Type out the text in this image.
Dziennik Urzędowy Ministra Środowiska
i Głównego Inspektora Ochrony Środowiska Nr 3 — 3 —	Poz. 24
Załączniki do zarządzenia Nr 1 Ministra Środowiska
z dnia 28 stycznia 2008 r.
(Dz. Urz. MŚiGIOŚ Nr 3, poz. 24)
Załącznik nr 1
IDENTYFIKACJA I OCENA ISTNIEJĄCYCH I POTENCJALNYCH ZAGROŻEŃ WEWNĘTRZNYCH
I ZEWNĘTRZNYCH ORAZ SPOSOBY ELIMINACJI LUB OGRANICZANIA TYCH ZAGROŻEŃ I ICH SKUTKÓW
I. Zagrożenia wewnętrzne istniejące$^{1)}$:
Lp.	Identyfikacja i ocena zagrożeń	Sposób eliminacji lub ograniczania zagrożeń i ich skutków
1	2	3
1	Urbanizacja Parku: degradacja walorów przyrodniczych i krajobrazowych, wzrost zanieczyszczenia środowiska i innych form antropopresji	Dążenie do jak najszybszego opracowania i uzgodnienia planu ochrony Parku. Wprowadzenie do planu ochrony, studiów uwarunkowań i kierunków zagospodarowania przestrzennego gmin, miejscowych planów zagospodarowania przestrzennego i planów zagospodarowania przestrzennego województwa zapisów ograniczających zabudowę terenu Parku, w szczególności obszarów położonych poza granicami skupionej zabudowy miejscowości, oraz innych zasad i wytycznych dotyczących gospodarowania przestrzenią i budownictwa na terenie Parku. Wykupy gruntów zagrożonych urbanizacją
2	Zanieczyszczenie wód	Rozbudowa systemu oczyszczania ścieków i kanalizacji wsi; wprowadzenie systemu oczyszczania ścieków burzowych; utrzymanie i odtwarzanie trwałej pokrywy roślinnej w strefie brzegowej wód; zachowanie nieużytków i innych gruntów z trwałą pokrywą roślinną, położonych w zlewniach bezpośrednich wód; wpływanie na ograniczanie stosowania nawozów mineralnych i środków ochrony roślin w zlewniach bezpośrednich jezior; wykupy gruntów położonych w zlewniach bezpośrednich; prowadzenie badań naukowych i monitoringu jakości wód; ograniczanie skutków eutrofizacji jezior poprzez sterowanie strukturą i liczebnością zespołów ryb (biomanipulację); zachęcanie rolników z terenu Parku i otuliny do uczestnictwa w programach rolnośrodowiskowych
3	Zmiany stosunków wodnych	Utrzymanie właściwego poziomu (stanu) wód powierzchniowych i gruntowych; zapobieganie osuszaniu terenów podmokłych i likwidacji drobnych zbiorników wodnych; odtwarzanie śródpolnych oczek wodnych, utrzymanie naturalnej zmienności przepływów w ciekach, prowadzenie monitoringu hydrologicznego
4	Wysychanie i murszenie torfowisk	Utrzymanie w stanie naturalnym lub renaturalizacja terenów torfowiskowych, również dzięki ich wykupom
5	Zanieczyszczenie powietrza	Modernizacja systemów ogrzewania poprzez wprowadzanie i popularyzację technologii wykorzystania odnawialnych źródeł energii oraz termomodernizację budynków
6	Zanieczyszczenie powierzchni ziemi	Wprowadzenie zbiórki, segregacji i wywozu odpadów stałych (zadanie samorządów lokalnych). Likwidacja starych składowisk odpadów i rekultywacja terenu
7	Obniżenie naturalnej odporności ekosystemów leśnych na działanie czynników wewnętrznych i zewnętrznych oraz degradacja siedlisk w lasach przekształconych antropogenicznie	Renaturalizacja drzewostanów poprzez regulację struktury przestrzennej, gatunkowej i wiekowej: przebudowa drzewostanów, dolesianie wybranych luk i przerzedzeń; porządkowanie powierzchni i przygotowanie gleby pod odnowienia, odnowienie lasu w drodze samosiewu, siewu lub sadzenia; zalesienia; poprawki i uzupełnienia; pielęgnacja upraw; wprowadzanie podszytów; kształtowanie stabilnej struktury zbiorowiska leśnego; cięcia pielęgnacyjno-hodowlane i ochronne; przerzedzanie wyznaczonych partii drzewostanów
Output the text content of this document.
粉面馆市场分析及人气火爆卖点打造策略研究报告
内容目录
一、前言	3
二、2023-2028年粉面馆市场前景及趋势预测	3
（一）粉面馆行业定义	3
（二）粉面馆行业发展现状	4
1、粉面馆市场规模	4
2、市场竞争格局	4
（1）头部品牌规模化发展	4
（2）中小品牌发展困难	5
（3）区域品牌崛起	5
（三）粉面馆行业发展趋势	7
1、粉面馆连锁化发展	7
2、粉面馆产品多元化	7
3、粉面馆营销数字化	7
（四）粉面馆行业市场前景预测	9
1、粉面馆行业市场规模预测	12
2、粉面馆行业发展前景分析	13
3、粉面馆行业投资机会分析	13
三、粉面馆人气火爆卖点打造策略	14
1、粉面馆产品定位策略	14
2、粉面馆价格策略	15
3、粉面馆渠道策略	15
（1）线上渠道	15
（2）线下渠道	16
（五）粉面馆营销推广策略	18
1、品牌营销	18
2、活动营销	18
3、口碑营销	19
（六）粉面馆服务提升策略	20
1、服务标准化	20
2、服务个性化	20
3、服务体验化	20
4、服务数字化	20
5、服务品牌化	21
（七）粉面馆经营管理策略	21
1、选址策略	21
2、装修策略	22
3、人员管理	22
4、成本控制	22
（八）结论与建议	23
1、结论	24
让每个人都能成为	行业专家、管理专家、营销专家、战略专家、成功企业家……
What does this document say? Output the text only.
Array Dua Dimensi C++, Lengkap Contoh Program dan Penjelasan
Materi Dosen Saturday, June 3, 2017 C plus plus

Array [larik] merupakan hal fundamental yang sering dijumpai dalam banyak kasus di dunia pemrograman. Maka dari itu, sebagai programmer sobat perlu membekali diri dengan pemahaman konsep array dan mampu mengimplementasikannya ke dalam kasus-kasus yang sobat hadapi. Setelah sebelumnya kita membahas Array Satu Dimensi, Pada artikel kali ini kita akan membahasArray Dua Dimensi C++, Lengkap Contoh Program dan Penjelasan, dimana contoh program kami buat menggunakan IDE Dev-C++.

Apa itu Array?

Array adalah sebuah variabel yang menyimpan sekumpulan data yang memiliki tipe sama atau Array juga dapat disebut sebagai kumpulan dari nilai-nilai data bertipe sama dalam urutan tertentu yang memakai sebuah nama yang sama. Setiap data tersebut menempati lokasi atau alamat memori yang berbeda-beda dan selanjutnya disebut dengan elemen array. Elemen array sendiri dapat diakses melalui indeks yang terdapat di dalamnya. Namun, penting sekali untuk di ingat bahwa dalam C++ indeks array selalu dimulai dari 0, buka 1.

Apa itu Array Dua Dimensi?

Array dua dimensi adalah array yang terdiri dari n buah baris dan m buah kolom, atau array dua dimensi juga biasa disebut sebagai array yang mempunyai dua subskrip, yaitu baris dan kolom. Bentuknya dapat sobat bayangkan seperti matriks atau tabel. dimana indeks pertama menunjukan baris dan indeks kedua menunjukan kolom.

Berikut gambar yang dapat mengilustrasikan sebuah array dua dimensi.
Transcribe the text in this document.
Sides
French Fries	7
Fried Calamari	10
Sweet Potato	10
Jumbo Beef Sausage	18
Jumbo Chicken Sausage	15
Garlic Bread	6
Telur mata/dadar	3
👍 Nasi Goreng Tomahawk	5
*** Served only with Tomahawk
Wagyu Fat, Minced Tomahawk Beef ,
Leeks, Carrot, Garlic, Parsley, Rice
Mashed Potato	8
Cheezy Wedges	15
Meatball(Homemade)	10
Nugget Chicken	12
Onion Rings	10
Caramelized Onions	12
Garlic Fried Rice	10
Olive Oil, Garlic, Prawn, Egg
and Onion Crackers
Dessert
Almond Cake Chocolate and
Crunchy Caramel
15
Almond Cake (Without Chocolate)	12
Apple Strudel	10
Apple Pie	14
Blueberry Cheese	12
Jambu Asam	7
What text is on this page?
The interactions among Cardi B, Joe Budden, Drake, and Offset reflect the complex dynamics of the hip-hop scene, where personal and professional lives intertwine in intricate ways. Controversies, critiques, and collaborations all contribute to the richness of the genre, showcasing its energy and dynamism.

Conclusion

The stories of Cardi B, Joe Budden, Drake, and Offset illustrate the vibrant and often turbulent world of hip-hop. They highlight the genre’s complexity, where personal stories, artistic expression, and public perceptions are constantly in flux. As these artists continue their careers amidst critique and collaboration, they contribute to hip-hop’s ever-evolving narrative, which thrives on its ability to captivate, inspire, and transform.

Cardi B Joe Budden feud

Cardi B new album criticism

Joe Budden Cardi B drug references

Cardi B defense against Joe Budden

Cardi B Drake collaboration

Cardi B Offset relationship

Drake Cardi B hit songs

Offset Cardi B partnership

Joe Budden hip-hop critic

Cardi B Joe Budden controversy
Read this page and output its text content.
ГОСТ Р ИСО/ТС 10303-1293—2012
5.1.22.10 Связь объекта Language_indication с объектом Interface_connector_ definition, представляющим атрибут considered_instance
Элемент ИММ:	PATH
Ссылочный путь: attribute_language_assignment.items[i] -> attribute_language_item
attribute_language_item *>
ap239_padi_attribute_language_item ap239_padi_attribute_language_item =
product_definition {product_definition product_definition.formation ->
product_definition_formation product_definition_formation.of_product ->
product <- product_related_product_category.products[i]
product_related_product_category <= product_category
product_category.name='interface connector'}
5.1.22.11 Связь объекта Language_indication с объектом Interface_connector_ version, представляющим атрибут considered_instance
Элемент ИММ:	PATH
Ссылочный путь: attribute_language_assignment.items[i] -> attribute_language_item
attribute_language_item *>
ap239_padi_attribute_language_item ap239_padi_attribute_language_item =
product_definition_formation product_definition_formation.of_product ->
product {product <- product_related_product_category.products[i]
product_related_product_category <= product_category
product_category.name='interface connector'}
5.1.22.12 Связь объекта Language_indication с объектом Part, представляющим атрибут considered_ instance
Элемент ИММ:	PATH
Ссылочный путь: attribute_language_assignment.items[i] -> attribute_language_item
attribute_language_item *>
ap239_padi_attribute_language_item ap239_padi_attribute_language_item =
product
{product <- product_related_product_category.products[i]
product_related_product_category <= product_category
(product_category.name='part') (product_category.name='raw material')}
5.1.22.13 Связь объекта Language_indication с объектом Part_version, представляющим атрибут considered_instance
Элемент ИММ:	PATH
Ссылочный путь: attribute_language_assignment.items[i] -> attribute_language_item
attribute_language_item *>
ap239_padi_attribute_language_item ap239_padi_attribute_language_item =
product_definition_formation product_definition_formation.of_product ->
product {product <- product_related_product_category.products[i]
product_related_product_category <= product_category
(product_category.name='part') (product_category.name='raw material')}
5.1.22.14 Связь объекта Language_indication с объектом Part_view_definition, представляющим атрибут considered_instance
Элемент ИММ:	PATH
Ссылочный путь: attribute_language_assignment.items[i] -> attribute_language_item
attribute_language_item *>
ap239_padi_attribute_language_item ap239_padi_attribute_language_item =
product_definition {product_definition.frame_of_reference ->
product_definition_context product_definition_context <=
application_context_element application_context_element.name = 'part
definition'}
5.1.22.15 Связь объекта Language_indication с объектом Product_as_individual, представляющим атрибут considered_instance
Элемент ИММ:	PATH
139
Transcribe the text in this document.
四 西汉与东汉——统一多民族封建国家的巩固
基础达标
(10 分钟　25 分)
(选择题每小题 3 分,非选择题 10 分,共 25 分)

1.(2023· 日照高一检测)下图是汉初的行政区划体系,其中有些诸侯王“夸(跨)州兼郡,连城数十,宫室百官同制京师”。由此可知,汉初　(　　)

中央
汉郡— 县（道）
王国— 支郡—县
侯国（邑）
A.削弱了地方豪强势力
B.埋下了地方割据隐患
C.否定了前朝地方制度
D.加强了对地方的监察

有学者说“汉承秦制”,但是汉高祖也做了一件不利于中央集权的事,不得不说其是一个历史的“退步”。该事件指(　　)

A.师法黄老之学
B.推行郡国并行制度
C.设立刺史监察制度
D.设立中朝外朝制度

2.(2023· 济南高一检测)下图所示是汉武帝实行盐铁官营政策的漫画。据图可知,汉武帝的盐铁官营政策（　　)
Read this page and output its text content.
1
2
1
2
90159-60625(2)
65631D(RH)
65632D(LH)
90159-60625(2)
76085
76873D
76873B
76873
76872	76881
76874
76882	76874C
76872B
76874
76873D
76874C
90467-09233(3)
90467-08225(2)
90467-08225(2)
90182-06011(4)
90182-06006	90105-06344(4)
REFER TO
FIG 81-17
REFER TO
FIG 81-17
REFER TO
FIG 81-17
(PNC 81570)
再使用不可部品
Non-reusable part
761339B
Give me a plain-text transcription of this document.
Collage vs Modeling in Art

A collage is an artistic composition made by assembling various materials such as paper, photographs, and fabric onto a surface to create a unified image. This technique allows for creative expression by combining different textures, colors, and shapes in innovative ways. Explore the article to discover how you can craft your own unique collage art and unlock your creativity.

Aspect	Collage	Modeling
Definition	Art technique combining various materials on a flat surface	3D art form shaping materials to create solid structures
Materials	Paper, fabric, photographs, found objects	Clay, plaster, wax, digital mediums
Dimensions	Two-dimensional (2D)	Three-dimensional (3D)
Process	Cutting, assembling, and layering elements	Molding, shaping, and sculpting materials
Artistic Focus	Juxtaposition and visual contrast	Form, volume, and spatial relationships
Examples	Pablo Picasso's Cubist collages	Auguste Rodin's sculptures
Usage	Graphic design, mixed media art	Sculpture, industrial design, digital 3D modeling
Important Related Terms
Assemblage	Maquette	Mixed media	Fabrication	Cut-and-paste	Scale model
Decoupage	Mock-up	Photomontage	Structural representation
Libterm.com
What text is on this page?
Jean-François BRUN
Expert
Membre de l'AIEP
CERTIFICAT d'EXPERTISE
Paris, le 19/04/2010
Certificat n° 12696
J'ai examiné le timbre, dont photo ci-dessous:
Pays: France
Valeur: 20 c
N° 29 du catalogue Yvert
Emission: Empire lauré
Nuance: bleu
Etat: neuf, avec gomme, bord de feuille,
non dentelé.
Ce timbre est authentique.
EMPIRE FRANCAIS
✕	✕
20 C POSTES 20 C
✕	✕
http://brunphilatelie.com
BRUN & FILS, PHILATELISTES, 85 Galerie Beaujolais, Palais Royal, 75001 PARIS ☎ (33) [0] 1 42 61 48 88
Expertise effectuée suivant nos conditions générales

★ ★ ★ ★ ★ ★ ★

Where a line above includes "wprowadzanie", copy that line.

5	Zanieczyszczenie powietrza	Modernizacja systemów ogrzewania poprzez wprowadzanie i popularyzację technologii wykorzystania odnawialnych źródeł energii oraz termomodernizację budynków
7	Obniżenie naturalnej odporności ekosystemów leśnych na działanie czynników wewnętrznych i zewnętrznych oraz degradacja siedlisk w lasach przekształconych antropogenicznie	Renaturalizacja drzewostanów poprzez regulację struktury przestrzennej, gatunkowej i wiekowej: przebudowa drzewostanów, dolesianie wybranych luk i przerzedzeń; porządkowanie powierzchni i przygotowanie gleby pod odnowienia, odnowienie lasu w drodze samosiewu, siewu lub sadzenia; zalesienia; poprawki i uzupełnienia; pielęgnacja upraw; wprowadzanie podszytów; kształtowanie stabilnej struktury zbiorowiska leśnego; cięcia pielęgnacyjno-hodowlane i ochronne; przerzedzanie wyznaczonych partii drzewostanów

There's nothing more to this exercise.